Task details –
Copy the data exactly; pictures stay out of the copy.

####################

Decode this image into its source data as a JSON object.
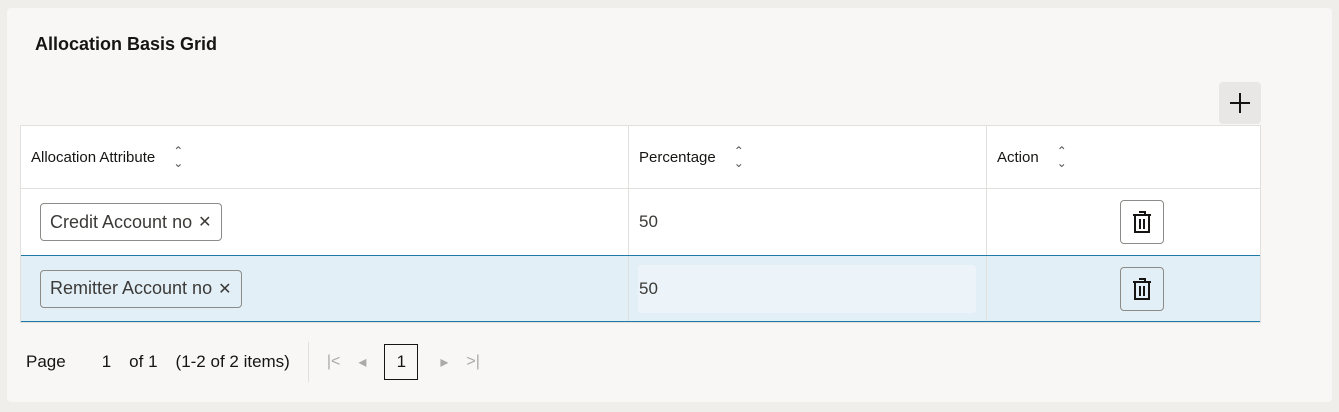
{
  "title": "Allocation Basis Grid",
  "add_icon": "plus-icon",
  "columns": [
    "Allocation Attribute",
    "Percentage",
    "Action"
  ],
  "rows": [
    {
      "attribute": "Credit Account no",
      "percentage": "50",
      "selected": false
    },
    {
      "attribute": "Remitter Account no",
      "percentage": "50",
      "selected": true
    }
  ],
  "pager": {
    "page_label": "Page",
    "page": "1",
    "of": "of 1",
    "range": "(1-2 of 2 items)",
    "current": "1"
  },
  "colors": {
    "selected_row": "#e3eff6",
    "selected_border": "#1f7aa8"
  }
}
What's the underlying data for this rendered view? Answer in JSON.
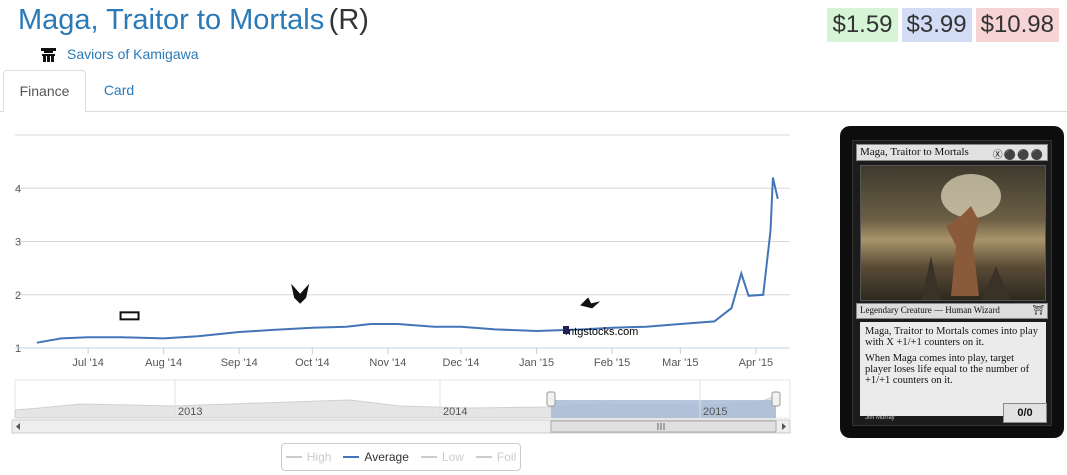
{
  "header": {
    "card_name": "Maga, Traitor to Mortals",
    "rarity": "(R)",
    "set_name": "Saviors of Kamigawa",
    "set_icon": "saviors-of-kamigawa-set-icon"
  },
  "prices": {
    "low": "$1.59",
    "average": "$3.99",
    "high": "$10.98",
    "colors": {
      "low": "#d6f5d6",
      "average": "#d3dcf5",
      "high": "#f6d4d4"
    }
  },
  "tabs": [
    {
      "label": "Finance",
      "active": true
    },
    {
      "label": "Card",
      "active": false
    }
  ],
  "watermark": "mtgstocks.com",
  "chart_data": {
    "type": "line",
    "x_axis": {
      "type": "date",
      "min": "2014-06-01",
      "max": "2015-04-15",
      "tick_labels": [
        "Jul '14",
        "Aug '14",
        "Sep '14",
        "Oct '14",
        "Nov '14",
        "Dec '14",
        "Jan '15",
        "Feb '15",
        "Mar '15",
        "Apr '15"
      ]
    },
    "y_axis": {
      "min": 1,
      "max": 5,
      "tick_labels": [
        "1",
        "2",
        "3",
        "4"
      ]
    },
    "grid": true,
    "series": [
      {
        "name": "Average",
        "color": "#4474b8",
        "points": [
          [
            "2014-06-10",
            1.1
          ],
          [
            "2014-06-20",
            1.18
          ],
          [
            "2014-07-01",
            1.2
          ],
          [
            "2014-07-15",
            1.2
          ],
          [
            "2014-08-01",
            1.18
          ],
          [
            "2014-08-15",
            1.22
          ],
          [
            "2014-09-01",
            1.3
          ],
          [
            "2014-09-15",
            1.34
          ],
          [
            "2014-10-01",
            1.38
          ],
          [
            "2014-10-15",
            1.4
          ],
          [
            "2014-10-25",
            1.45
          ],
          [
            "2014-11-05",
            1.45
          ],
          [
            "2014-11-20",
            1.4
          ],
          [
            "2014-12-01",
            1.4
          ],
          [
            "2014-12-15",
            1.35
          ],
          [
            "2015-01-01",
            1.32
          ],
          [
            "2015-01-20",
            1.35
          ],
          [
            "2015-02-01",
            1.38
          ],
          [
            "2015-02-15",
            1.4
          ],
          [
            "2015-03-01",
            1.45
          ],
          [
            "2015-03-15",
            1.5
          ],
          [
            "2015-03-22",
            1.75
          ],
          [
            "2015-03-26",
            2.4
          ],
          [
            "2015-03-29",
            1.98
          ],
          [
            "2015-04-04",
            2.0
          ],
          [
            "2015-04-07",
            3.2
          ],
          [
            "2015-04-08",
            4.2
          ],
          [
            "2015-04-10",
            3.8
          ]
        ]
      },
      {
        "name": "High",
        "color": "#cccccc",
        "visible": false
      },
      {
        "name": "Low",
        "color": "#cccccc",
        "visible": false
      },
      {
        "name": "Foil",
        "color": "#cccccc",
        "visible": false
      }
    ],
    "set_markers": [
      {
        "date": "2014-07-18",
        "icon": "m15-set-icon"
      },
      {
        "date": "2014-09-26",
        "icon": "khans-of-tarkir-set-icon"
      },
      {
        "date": "2015-01-23",
        "icon": "fate-reforged-set-icon"
      }
    ],
    "navigator": {
      "labels": [
        "2013",
        "2014",
        "2015"
      ],
      "selected_range": [
        "2014-06-01",
        "2015-04-15"
      ]
    }
  },
  "card_image": {
    "name": "Maga, Traitor to Mortals",
    "mana_cost": "Ⓧ⚫⚫⚫",
    "type_line": "Legendary Creature — Human Wizard",
    "rules_text": [
      "Maga, Traitor to Mortals comes into play with X +1/+1 counters on it.",
      "When Maga comes into play, target player loses life equal to the number of +1/+1 counters on it."
    ],
    "power_toughness": "0/0",
    "artist": "Jim Murray"
  }
}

####################

Output –
Decode this image into its source data as a JSON object.
{
  "title": "Allocation Basis Grid",
  "add_icon": "plus-icon",
  "columns": [
    "Allocation Attribute",
    "Percentage",
    "Action"
  ],
  "rows": [
    {
      "attribute": "Credit Account no",
      "percentage": "50",
      "selected": false
    },
    {
      "attribute": "Remitter Account no",
      "percentage": "50",
      "selected": true
    }
  ],
  "pager": {
    "page_label": "Page",
    "page": "1",
    "of": "of 1",
    "range": "(1-2 of 2 items)",
    "current": "1"
  },
  "colors": {
    "selected_row": "#e3eff6",
    "selected_border": "#1f7aa8"
  }
}
What's the underlying data for this rendered view? Answer in JSON.
{
  "header": {
    "card_name": "Maga, Traitor to Mortals",
    "rarity": "(R)",
    "set_name": "Saviors of Kamigawa",
    "set_icon": "saviors-of-kamigawa-set-icon"
  },
  "prices": {
    "low": "$1.59",
    "average": "$3.99",
    "high": "$10.98",
    "colors": {
      "low": "#d6f5d6",
      "average": "#d3dcf5",
      "high": "#f6d4d4"
    }
  },
  "tabs": [
    {
      "label": "Finance",
      "active": true
    },
    {
      "label": "Card",
      "active": false
    }
  ],
  "watermark": "mtgstocks.com",
  "chart_data": {
    "type": "line",
    "x_axis": {
      "type": "date",
      "min": "2014-06-01",
      "max": "2015-04-15",
      "tick_labels": [
        "Jul '14",
        "Aug '14",
        "Sep '14",
        "Oct '14",
        "Nov '14",
        "Dec '14",
        "Jan '15",
        "Feb '15",
        "Mar '15",
        "Apr '15"
      ]
    },
    "y_axis": {
      "min": 1,
      "max": 5,
      "tick_labels": [
        "1",
        "2",
        "3",
        "4"
      ]
    },
    "grid": true,
    "series": [
      {
        "name": "Average",
        "color": "#4474b8",
        "points": [
          [
            "2014-06-10",
            1.1
          ],
          [
            "2014-06-20",
            1.18
          ],
          [
            "2014-07-01",
            1.2
          ],
          [
            "2014-07-15",
            1.2
          ],
          [
            "2014-08-01",
            1.18
          ],
          [
            "2014-08-15",
            1.22
          ],
          [
            "2014-09-01",
            1.3
          ],
          [
            "2014-09-15",
            1.34
          ],
          [
            "2014-10-01",
            1.38
          ],
          [
            "2014-10-15",
            1.4
          ],
          [
            "2014-10-25",
            1.45
          ],
          [
            "2014-11-05",
            1.45
          ],
          [
            "2014-11-20",
            1.4
          ],
          [
            "2014-12-01",
            1.4
          ],
          [
            "2014-12-15",
            1.35
          ],
          [
            "2015-01-01",
            1.32
          ],
          [
            "2015-01-20",
            1.35
          ],
          [
            "2015-02-01",
            1.38
          ],
          [
            "2015-02-15",
            1.4
          ],
          [
            "2015-03-01",
            1.45
          ],
          [
            "2015-03-15",
            1.5
          ],
          [
            "2015-03-22",
            1.75
          ],
          [
            "2015-03-26",
            2.4
          ],
          [
            "2015-03-29",
            1.98
          ],
          [
            "2015-04-04",
            2.0
          ],
          [
            "2015-04-07",
            3.2
          ],
          [
            "2015-04-08",
            4.2
          ],
          [
            "2015-04-10",
            3.8
          ]
        ]
      },
      {
        "name": "High",
        "color": "#cccccc",
        "visible": false
      },
      {
        "name": "Low",
        "color": "#cccccc",
        "visible": false
      },
      {
        "name": "Foil",
        "color": "#cccccc",
        "visible": false
      }
    ],
    "set_markers": [
      {
        "date": "2014-07-18",
        "icon": "m15-set-icon"
      },
      {
        "date": "2014-09-26",
        "icon": "khans-of-tarkir-set-icon"
      },
      {
        "date": "2015-01-23",
        "icon": "fate-reforged-set-icon"
      }
    ],
    "navigator": {
      "labels": [
        "2013",
        "2014",
        "2015"
      ],
      "selected_range": [
        "2014-06-01",
        "2015-04-15"
      ]
    }
  },
  "card_image": {
    "name": "Maga, Traitor to Mortals",
    "mana_cost": "Ⓧ⚫⚫⚫",
    "type_line": "Legendary Creature — Human Wizard",
    "rules_text": [
      "Maga, Traitor to Mortals comes into play with X +1/+1 counters on it.",
      "When Maga comes into play, target player loses life equal to the number of +1/+1 counters on it."
    ],
    "power_toughness": "0/0",
    "artist": "Jim Murray"
  }
}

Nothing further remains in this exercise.